Data excerpts
----

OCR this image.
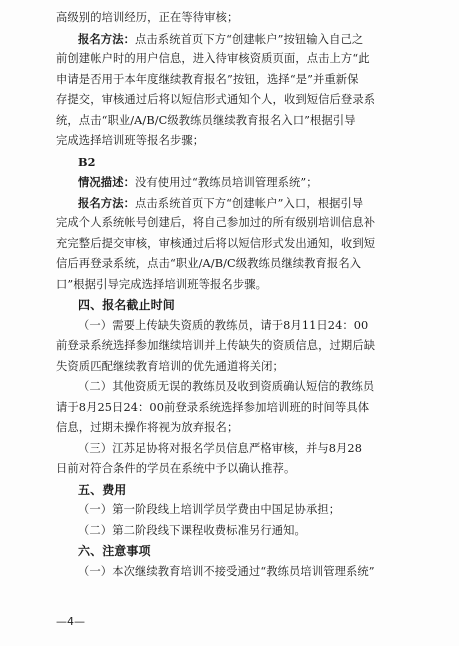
高级别的培训经历，正在等待审核；
报名方法：点击系统首页下方“创建帐户”按钮输入自己之
前创建帐户时的用户信息，进入待审核资质页面，点击上方“此
申请是否用于本年度继续教育报名”按钮，选择“是”并重新保
存提交，审核通过后将以短信形式通知个人，收到短信后登录系
统，点击“职业/A/B/C级教练员继续教育报名入口”根据引导
完成选择培训班等报名步骤；
B2
情况描述：没有使用过“教练员培训管理系统”；
报名方法：点击系统首页下方“创建帐户”入口，根据引导
完成个人系统帐号创建后，将自己参加过的所有级别培训信息补
充完整后提交审核，审核通过后将以短信形式发出通知，收到短
信后再登录系统，点击“职业/A/B/C级教练员继续教育报名入
口”根据引导完成选择培训班等报名步骤。
四、报名截止时间
（一）需要上传缺失资质的教练员，请于8月11日24：00
前登录系统选择参加继续培训并上传缺失的资质信息，过期后缺
失资质匹配继续教育培训的优先通道将关闭；
（二）其他资质无误的教练员及收到资质确认短信的教练员
请于8月25日24：00前登录系统选择参加培训班的时间等具体
信息，过期未操作将视为放弃报名；
（三）江苏足协将对报名学员信息严格审核，并与8月28
日前对符合条件的学员在系统中予以确认推荐。
五、费用
（一）第一阶段线上培训学员学费由中国足协承担；
（二）第二阶段线下课程收费标准另行通知。
六、注意事项
（一）本次继续教育培训不接受通过“教练员培训管理系统”
—4—
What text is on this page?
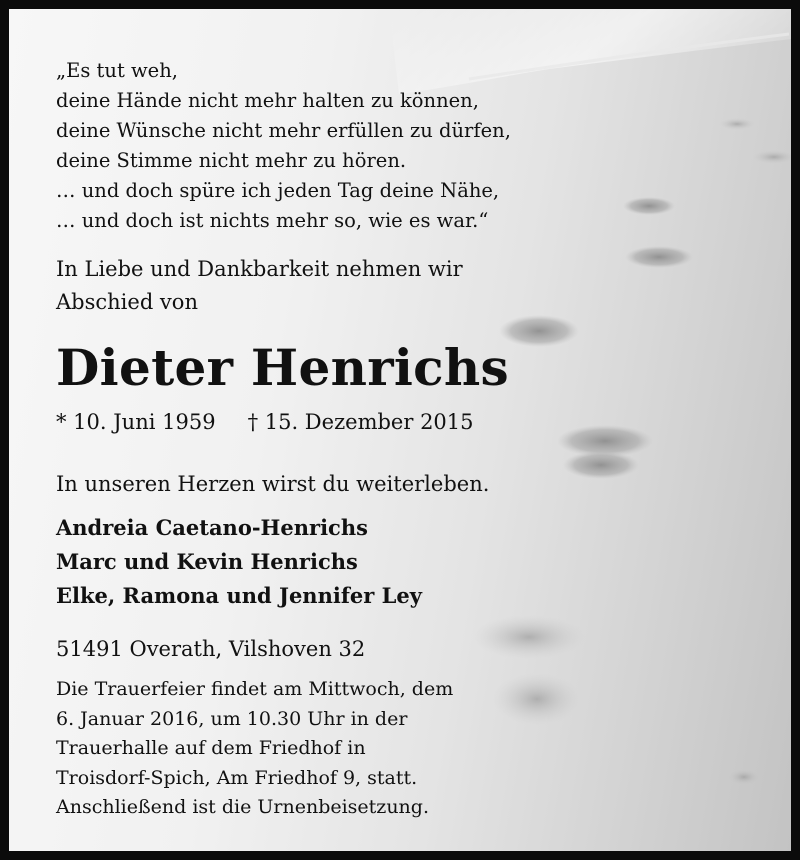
„Es tut weh,
deine Hände nicht mehr halten zu können,
deine Wünsche nicht mehr erfüllen zu dürfen,
deine Stimme nicht mehr zu hören.
… und doch spüre ich jeden Tag deine Nähe,
… und doch ist nichts mehr so, wie es war.“
In Liebe und Dankbarkeit nehmen wir
Abschied von
Dieter Henrichs
* 10. Juni 1959 † 15. Dezember 2015
In unseren Herzen wirst du weiterleben.
Andreia Caetano-Henrichs
Marc und Kevin Henrichs
Elke, Ramona und Jennifer Ley
51491 Overath, Vilshoven 32
Die Trauerfeier findet am Mittwoch, dem
6. Januar 2016, um 10.30 Uhr in der
Trauerhalle auf dem Friedhof in
Troisdorf-Spich, Am Friedhof 9, statt.
Anschließend ist die Urnenbeisetzung.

----

WRITTEN PROBLEM: From the data, pick out every line that includes "点击系统首页下方".

SOLVED PROBLEM:
报名方法：点击系统首页下方“创建帐户”按钮输入自己之
报名方法：点击系统首页下方“创建帐户”入口，根据引导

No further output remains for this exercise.